What the task requires
Output the entries verbatim, including every line.
— BEGIN Working data —
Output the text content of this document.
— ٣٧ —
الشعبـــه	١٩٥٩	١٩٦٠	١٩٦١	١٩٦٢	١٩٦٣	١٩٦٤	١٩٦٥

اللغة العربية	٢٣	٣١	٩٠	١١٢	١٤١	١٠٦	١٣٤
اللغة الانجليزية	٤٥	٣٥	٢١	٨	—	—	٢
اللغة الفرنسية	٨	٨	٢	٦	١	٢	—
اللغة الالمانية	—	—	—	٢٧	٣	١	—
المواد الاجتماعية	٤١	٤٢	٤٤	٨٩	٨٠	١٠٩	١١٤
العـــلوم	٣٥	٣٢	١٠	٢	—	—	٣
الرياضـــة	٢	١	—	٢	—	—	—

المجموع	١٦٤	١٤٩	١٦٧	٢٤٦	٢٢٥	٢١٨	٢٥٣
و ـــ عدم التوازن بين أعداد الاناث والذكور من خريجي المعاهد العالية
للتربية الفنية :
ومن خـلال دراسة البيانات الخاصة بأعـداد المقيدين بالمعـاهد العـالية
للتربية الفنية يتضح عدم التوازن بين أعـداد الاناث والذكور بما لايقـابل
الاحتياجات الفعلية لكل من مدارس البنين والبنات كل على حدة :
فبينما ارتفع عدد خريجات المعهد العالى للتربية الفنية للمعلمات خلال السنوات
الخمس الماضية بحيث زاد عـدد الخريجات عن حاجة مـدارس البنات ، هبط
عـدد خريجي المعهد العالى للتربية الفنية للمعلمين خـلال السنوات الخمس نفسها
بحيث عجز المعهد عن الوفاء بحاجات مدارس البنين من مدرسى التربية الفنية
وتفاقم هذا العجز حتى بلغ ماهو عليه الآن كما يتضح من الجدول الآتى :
— END Working data —
Task result
Output the text content of this document.
— ٣٧ —
الشعبـــه	١٩٥٩	١٩٦٠	١٩٦١	١٩٦٢	١٩٦٣	١٩٦٤	١٩٦٥

اللغة العربية	٢٣	٣١	٩٠	١١٢	١٤١	١٠٦	١٣٤
اللغة الانجليزية	٤٥	٣٥	٢١	٨	—	—	٢
اللغة الفرنسية	٨	٨	٢	٦	١	٢	—
اللغة الالمانية	—	—	—	٢٧	٣	١	—
المواد الاجتماعية	٤١	٤٢	٤٤	٨٩	٨٠	١٠٩	١١٤
العـــلوم	٣٥	٣٢	١٠	٢	—	—	٣
الرياضـــة	٢	١	—	٢	—	—	—

المجموع	١٦٤	١٤٩	١٦٧	٢٤٦	٢٢٥	٢١٨	٢٥٣
و ـــ عدم التوازن بين أعداد الاناث والذكور من خريجي المعاهد العالية
للتربية الفنية :
ومن خـلال دراسة البيانات الخاصة بأعـداد المقيدين بالمعـاهد العـالية
للتربية الفنية يتضح عدم التوازن بين أعـداد الاناث والذكور بما لايقـابل
الاحتياجات الفعلية لكل من مدارس البنين والبنات كل على حدة :
فبينما ارتفع عدد خريجات المعهد العالى للتربية الفنية للمعلمات خلال السنوات
الخمس الماضية بحيث زاد عـدد الخريجات عن حاجة مـدارس البنات ، هبط
عـدد خريجي المعهد العالى للتربية الفنية للمعلمين خـلال السنوات الخمس نفسها
بحيث عجز المعهد عن الوفاء بحاجات مدارس البنين من مدرسى التربية الفنية
وتفاقم هذا العجز حتى بلغ ماهو عليه الآن كما يتضح من الجدول الآتى :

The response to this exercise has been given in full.